* EXERCISE INSTRUCTIONS
Copy each line with the word "Скорость" in it.

* SUPPLIED DATA
--

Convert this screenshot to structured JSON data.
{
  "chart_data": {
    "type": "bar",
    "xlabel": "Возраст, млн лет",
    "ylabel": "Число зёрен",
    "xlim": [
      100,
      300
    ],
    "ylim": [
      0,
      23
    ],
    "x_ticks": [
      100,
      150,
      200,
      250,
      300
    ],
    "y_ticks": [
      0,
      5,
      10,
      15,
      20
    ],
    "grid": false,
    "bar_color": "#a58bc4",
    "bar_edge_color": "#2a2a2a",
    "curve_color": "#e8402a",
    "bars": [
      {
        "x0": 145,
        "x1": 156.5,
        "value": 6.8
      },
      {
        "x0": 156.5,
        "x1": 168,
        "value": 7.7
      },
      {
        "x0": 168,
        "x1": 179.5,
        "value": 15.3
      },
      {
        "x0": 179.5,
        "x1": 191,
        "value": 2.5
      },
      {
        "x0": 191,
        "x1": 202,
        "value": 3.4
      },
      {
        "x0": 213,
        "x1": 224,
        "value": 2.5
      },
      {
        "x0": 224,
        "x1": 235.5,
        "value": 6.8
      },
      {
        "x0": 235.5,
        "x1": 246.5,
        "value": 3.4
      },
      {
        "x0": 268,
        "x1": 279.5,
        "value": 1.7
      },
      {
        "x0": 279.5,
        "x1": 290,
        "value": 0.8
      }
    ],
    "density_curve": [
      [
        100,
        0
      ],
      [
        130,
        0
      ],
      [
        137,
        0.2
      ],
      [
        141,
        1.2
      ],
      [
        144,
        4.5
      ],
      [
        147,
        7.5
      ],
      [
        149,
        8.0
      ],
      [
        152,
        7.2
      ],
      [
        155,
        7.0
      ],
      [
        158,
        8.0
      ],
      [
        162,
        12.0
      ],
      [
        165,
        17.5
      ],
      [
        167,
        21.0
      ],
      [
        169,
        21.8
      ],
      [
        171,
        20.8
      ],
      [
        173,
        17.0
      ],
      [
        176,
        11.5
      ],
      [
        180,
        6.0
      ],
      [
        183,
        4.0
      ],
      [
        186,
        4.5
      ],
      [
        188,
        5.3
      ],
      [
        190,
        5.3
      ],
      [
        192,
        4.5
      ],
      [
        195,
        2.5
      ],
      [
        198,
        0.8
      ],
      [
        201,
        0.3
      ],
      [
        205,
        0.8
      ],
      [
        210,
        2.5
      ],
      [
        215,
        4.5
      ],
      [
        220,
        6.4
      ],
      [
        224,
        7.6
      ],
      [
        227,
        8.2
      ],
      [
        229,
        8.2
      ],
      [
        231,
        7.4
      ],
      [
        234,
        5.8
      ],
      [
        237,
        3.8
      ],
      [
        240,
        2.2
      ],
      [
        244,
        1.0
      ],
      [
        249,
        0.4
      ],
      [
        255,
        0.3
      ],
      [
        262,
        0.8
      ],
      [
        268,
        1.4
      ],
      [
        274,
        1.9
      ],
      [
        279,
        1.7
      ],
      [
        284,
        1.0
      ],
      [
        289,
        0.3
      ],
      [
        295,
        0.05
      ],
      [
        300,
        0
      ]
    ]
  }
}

--

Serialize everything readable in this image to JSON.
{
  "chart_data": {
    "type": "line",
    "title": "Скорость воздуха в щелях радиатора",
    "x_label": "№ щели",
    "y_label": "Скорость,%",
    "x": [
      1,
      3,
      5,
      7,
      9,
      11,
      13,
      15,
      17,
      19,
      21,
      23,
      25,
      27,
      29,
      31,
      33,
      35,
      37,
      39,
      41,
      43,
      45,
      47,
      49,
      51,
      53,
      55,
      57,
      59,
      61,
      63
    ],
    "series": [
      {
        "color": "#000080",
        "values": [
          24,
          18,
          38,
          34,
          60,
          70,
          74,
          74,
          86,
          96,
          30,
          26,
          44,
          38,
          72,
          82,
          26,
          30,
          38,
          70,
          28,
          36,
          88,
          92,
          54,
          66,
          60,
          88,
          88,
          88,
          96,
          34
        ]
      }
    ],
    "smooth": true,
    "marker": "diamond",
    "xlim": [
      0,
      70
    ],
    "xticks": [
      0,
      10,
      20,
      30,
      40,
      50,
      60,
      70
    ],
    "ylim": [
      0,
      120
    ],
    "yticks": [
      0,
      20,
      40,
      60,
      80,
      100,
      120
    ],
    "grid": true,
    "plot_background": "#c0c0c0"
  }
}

--

* RESULT OF THE TASK
    "title": "Скорость воздуха в щелях радиатора",
    "y_label": "Скорость,%",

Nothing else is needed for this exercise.